EXERCISE GOAL -
What is needed here is an exact copy of every entry.

MATERIAL PROVIDED -
#####
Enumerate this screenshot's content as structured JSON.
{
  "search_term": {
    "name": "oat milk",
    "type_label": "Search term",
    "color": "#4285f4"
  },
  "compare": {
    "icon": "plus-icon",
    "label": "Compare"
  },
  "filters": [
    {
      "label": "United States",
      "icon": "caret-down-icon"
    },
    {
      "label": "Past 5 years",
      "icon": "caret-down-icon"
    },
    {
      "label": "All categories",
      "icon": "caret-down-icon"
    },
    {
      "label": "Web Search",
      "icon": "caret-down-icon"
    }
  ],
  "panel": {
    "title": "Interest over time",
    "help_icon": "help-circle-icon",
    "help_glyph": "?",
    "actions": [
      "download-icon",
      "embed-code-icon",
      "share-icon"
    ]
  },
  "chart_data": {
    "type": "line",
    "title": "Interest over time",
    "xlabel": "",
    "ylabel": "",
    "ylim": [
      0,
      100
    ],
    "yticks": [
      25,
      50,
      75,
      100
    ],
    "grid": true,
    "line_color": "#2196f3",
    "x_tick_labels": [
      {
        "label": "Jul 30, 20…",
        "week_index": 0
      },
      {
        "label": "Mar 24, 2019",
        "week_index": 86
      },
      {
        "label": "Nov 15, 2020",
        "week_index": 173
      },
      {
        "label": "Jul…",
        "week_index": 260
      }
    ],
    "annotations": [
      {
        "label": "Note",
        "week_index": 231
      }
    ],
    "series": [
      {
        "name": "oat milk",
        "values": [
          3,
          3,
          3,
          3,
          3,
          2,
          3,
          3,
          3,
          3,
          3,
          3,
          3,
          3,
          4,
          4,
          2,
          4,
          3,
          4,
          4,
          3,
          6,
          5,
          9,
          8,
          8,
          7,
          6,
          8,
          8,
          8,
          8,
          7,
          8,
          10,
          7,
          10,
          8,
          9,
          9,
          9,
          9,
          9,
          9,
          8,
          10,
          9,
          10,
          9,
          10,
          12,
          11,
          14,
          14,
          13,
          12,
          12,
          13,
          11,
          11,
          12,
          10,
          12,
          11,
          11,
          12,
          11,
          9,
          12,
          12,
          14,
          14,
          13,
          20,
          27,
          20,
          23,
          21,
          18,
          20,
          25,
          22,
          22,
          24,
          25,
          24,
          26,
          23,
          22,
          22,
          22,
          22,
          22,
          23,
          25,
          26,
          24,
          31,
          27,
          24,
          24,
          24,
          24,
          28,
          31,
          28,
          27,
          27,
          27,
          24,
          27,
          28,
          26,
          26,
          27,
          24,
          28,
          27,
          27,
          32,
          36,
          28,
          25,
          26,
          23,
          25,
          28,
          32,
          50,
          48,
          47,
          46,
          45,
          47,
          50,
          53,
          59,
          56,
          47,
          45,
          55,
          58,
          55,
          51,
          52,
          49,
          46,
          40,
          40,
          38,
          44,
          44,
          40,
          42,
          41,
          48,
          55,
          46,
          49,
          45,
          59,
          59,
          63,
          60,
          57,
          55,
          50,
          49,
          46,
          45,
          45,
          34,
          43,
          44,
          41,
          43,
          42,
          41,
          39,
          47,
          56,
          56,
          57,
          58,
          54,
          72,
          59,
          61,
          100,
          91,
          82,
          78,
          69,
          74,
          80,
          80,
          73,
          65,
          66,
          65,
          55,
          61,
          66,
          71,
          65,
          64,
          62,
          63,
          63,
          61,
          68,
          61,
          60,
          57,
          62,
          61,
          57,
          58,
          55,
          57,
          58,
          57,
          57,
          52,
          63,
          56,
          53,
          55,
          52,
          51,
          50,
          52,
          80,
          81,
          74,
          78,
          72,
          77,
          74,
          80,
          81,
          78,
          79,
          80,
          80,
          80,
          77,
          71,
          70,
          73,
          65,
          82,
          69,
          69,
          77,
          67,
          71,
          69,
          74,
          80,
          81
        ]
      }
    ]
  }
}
#####
SOLVED PROBLEM -
Enumerate this screenshot's content as structured JSON.
{
  "search_term": {
    "name": "oat milk",
    "type_label": "Search term",
    "color": "#4285f4"
  },
  "compare": {
    "icon": "plus-icon",
    "label": "Compare"
  },
  "filters": [
    {
      "label": "United States",
      "icon": "caret-down-icon"
    },
    {
      "label": "Past 5 years",
      "icon": "caret-down-icon"
    },
    {
      "label": "All categories",
      "icon": "caret-down-icon"
    },
    {
      "label": "Web Search",
      "icon": "caret-down-icon"
    }
  ],
  "panel": {
    "title": "Interest over time",
    "help_icon": "help-circle-icon",
    "help_glyph": "?",
    "actions": [
      "download-icon",
      "embed-code-icon",
      "share-icon"
    ]
  },
  "chart_data": {
    "type": "line",
    "title": "Interest over time",
    "xlabel": "",
    "ylabel": "",
    "ylim": [
      0,
      100
    ],
    "yticks": [
      25,
      50,
      75,
      100
    ],
    "grid": true,
    "line_color": "#2196f3",
    "x_tick_labels": [
      {
        "label": "Jul 30, 20…",
        "week_index": 0
      },
      {
        "label": "Mar 24, 2019",
        "week_index": 86
      },
      {
        "label": "Nov 15, 2020",
        "week_index": 173
      },
      {
        "label": "Jul…",
        "week_index": 260
      }
    ],
    "annotations": [
      {
        "label": "Note",
        "week_index": 231
      }
    ],
    "series": [
      {
        "name": "oat milk",
        "values": [
          3,
          3,
          3,
          3,
          3,
          2,
          3,
          3,
          3,
          3,
          3,
          3,
          3,
          3,
          4,
          4,
          2,
          4,
          3,
          4,
          4,
          3,
          6,
          5,
          9,
          8,
          8,
          7,
          6,
          8,
          8,
          8,
          8,
          7,
          8,
          10,
          7,
          10,
          8,
          9,
          9,
          9,
          9,
          9,
          9,
          8,
          10,
          9,
          10,
          9,
          10,
          12,
          11,
          14,
          14,
          13,
          12,
          12,
          13,
          11,
          11,
          12,
          10,
          12,
          11,
          11,
          12,
          11,
          9,
          12,
          12,
          14,
          14,
          13,
          20,
          27,
          20,
          23,
          21,
          18,
          20,
          25,
          22,
          22,
          24,
          25,
          24,
          26,
          23,
          22,
          22,
          22,
          22,
          22,
          23,
          25,
          26,
          24,
          31,
          27,
          24,
          24,
          24,
          24,
          28,
          31,
          28,
          27,
          27,
          27,
          24,
          27,
          28,
          26,
          26,
          27,
          24,
          28,
          27,
          27,
          32,
          36,
          28,
          25,
          26,
          23,
          25,
          28,
          32,
          50,
          48,
          47,
          46,
          45,
          47,
          50,
          53,
          59,
          56,
          47,
          45,
          55,
          58,
          55,
          51,
          52,
          49,
          46,
          40,
          40,
          38,
          44,
          44,
          40,
          42,
          41,
          48,
          55,
          46,
          49,
          45,
          59,
          59,
          63,
          60,
          57,
          55,
          50,
          49,
          46,
          45,
          45,
          34,
          43,
          44,
          41,
          43,
          42,
          41,
          39,
          47,
          56,
          56,
          57,
          58,
          54,
          72,
          59,
          61,
          100,
          91,
          82,
          78,
          69,
          74,
          80,
          80,
          73,
          65,
          66,
          65,
          55,
          61,
          66,
          71,
          65,
          64,
          62,
          63,
          63,
          61,
          68,
          61,
          60,
          57,
          62,
          61,
          57,
          58,
          55,
          57,
          58,
          57,
          57,
          52,
          63,
          56,
          53,
          55,
          52,
          51,
          50,
          52,
          80,
          81,
          74,
          78,
          72,
          77,
          74,
          80,
          81,
          78,
          79,
          80,
          80,
          80,
          77,
          71,
          70,
          73,
          65,
          82,
          69,
          69,
          77,
          67,
          71,
          69,
          74,
          80,
          81
        ]
      }
    ]
  }
}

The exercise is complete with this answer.